Lines holding the string "color" are the ones to copy; find them all in the data.

***

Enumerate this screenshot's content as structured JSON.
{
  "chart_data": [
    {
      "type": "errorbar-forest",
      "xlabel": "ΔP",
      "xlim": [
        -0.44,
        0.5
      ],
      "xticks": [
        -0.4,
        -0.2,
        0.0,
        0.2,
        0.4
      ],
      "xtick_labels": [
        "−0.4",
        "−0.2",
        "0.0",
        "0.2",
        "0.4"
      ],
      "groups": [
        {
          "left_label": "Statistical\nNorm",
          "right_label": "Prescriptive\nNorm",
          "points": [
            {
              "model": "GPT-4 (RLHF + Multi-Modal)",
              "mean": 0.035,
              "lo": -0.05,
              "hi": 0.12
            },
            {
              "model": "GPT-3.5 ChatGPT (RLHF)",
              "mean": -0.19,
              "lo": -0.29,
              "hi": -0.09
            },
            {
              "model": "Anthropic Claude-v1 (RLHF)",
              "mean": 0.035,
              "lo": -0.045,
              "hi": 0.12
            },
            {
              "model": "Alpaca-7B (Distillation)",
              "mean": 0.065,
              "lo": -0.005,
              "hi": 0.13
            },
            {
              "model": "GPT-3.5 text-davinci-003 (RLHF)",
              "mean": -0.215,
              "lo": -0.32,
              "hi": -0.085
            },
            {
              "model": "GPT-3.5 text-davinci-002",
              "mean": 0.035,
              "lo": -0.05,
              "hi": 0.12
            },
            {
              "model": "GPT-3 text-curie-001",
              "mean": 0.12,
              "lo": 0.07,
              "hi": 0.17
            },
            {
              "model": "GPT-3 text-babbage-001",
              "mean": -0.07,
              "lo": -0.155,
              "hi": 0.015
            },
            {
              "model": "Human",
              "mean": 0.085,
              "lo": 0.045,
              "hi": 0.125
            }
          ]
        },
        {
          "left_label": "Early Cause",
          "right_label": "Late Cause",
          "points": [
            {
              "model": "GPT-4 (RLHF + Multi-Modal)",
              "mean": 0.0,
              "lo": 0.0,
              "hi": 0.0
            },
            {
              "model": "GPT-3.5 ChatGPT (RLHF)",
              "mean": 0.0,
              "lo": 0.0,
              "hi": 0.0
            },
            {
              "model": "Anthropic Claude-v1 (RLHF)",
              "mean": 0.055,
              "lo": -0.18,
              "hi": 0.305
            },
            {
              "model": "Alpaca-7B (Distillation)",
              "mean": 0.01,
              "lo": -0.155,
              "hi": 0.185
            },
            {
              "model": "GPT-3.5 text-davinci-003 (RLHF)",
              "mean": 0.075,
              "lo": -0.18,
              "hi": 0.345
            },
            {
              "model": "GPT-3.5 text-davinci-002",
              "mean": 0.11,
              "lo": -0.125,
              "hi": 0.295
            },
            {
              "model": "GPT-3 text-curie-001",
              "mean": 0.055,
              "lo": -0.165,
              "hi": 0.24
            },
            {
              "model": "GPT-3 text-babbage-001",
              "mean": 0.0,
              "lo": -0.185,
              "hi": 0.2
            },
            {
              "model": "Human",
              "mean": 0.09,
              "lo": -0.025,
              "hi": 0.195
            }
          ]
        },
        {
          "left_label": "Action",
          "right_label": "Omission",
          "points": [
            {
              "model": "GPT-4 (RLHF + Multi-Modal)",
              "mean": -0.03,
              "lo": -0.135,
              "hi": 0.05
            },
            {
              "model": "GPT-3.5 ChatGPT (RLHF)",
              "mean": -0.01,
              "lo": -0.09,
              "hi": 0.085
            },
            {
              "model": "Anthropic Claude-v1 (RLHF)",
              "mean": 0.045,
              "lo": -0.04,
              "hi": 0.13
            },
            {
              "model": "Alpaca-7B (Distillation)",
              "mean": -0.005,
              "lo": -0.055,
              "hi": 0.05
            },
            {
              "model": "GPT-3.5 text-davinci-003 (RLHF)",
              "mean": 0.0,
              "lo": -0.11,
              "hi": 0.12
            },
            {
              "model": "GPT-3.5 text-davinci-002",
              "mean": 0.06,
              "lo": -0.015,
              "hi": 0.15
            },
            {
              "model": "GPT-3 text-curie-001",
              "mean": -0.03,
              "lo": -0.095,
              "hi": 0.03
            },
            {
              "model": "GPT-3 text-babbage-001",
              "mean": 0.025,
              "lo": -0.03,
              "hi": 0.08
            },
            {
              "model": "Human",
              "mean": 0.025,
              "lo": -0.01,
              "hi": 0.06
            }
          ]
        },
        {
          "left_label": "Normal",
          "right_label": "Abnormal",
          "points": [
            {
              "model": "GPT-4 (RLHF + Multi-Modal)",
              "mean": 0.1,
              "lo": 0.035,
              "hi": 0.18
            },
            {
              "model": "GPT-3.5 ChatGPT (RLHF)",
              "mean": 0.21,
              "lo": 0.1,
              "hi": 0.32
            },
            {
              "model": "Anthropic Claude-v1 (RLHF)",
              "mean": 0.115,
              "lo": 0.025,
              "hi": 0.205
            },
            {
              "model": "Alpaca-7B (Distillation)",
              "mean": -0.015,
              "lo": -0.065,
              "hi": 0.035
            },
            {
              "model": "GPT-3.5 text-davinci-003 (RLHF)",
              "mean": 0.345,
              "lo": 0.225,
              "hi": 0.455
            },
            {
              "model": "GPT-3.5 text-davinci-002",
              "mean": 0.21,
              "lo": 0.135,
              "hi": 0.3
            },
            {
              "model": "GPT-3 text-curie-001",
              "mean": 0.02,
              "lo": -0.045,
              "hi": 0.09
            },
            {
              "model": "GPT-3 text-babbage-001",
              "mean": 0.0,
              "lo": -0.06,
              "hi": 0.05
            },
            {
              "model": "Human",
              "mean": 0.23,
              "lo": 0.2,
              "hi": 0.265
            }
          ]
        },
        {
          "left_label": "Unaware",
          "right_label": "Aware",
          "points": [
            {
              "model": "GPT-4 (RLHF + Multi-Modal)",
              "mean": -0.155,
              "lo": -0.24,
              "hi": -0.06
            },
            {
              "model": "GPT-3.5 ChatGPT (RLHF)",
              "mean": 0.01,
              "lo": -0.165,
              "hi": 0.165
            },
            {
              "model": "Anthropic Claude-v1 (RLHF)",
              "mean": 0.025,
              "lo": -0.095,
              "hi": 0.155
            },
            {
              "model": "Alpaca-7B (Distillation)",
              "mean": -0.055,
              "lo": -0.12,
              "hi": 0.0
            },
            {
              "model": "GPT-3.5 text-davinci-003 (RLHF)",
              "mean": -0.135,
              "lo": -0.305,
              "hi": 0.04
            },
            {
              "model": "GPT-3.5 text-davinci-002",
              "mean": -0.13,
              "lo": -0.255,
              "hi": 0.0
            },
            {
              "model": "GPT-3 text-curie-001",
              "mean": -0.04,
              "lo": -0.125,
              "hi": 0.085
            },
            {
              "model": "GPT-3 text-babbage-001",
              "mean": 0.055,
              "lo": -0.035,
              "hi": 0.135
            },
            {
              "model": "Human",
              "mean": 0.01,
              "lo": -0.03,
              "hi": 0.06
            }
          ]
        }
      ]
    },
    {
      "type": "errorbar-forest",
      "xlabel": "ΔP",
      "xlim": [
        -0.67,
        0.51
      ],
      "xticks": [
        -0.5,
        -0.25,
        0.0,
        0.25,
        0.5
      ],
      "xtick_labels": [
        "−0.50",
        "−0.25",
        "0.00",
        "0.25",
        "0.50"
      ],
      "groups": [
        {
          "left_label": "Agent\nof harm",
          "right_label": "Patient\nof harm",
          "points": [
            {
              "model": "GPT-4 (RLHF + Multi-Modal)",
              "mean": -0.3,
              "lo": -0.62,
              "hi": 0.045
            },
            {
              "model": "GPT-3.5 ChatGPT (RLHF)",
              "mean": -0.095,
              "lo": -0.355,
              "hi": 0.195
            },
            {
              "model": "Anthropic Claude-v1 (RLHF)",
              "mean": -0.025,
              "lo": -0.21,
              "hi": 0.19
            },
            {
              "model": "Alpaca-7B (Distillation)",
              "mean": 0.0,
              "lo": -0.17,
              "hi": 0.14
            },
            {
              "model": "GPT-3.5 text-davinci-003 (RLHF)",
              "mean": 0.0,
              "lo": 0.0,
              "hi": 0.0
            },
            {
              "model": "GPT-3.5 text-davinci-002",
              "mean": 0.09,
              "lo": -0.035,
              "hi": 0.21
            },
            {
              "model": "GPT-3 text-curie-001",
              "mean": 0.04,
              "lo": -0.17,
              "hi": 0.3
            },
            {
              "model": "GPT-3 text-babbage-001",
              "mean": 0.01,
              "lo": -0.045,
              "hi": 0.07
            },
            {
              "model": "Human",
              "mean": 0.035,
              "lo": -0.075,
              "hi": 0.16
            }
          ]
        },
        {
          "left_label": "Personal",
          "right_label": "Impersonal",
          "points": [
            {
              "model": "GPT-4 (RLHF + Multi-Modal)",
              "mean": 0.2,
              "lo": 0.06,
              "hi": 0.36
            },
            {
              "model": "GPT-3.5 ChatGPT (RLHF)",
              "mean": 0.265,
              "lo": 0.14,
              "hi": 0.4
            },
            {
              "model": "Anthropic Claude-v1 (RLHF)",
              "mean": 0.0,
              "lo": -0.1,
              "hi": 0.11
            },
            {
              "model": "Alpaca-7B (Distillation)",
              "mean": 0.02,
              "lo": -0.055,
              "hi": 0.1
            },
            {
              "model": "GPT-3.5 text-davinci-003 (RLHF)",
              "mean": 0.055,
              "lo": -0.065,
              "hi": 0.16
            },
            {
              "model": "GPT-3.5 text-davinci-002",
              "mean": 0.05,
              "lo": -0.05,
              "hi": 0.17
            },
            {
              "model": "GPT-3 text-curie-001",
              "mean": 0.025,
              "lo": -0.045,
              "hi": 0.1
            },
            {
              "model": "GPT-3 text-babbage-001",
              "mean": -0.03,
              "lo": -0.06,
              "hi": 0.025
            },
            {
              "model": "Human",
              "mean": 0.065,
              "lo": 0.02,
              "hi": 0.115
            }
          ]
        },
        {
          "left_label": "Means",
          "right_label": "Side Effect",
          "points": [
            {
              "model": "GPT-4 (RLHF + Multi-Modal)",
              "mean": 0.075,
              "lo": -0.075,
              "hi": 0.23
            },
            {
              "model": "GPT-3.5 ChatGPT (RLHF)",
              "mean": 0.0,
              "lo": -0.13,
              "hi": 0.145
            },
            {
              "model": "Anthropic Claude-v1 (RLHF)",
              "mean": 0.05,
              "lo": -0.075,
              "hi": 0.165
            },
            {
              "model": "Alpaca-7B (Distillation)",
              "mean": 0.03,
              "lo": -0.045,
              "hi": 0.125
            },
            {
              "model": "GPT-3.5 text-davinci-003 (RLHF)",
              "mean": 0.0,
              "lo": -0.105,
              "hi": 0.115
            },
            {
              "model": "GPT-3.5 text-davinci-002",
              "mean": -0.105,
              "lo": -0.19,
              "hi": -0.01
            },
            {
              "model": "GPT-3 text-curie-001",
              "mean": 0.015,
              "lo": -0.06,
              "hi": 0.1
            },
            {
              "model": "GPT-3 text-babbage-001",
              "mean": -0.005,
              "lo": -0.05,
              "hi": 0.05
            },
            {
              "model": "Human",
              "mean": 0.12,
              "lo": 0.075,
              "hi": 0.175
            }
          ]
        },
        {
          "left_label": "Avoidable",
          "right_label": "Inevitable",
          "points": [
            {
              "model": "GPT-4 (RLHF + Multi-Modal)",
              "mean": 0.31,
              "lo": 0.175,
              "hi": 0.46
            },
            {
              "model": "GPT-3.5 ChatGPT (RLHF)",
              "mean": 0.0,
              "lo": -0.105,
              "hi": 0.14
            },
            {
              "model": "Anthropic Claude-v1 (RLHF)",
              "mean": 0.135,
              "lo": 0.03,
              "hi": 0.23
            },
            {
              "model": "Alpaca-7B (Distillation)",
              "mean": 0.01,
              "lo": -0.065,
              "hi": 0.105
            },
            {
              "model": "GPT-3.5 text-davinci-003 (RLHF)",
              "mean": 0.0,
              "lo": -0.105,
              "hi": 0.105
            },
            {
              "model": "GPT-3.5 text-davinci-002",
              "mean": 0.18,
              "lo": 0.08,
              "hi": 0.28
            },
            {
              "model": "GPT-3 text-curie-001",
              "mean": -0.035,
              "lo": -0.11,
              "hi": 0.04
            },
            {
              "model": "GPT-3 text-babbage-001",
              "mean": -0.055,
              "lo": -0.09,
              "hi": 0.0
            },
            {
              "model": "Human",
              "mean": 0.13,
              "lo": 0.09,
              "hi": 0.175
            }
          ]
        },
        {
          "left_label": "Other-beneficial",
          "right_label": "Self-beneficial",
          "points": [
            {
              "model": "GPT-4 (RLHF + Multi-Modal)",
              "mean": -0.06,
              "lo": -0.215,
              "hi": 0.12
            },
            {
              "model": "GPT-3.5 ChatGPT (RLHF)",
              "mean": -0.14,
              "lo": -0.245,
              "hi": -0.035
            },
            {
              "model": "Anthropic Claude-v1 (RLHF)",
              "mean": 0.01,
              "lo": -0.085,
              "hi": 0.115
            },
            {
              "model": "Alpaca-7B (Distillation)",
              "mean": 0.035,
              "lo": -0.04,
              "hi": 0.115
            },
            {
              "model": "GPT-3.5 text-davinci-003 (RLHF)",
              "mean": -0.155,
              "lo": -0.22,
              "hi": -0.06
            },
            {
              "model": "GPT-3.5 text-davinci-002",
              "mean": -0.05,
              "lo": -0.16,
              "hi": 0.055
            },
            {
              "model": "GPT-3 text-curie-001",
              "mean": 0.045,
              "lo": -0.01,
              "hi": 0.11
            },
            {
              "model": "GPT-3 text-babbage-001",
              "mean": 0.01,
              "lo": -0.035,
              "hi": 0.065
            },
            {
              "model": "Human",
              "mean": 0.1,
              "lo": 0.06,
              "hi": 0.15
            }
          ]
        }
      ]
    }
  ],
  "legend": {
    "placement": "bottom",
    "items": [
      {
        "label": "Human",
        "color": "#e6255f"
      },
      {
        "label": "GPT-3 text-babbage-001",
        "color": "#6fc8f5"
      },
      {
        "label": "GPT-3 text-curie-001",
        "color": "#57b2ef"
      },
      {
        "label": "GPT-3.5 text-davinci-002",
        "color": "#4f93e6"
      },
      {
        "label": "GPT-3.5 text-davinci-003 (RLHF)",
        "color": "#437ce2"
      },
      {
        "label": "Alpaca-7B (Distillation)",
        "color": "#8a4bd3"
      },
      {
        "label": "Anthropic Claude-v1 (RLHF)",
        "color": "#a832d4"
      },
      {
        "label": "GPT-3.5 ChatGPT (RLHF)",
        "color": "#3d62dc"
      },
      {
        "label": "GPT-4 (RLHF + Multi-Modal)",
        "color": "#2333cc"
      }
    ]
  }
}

***

FULL SOLUTION >>
        "color": "#e6255f"
        "color": "#6fc8f5"
        "color": "#57b2ef"
        "color": "#4f93e6"
        "color": "#437ce2"
        "color": "#8a4bd3"
        "color": "#a832d4"
        "color": "#3d62dc"
        "color": "#2333cc"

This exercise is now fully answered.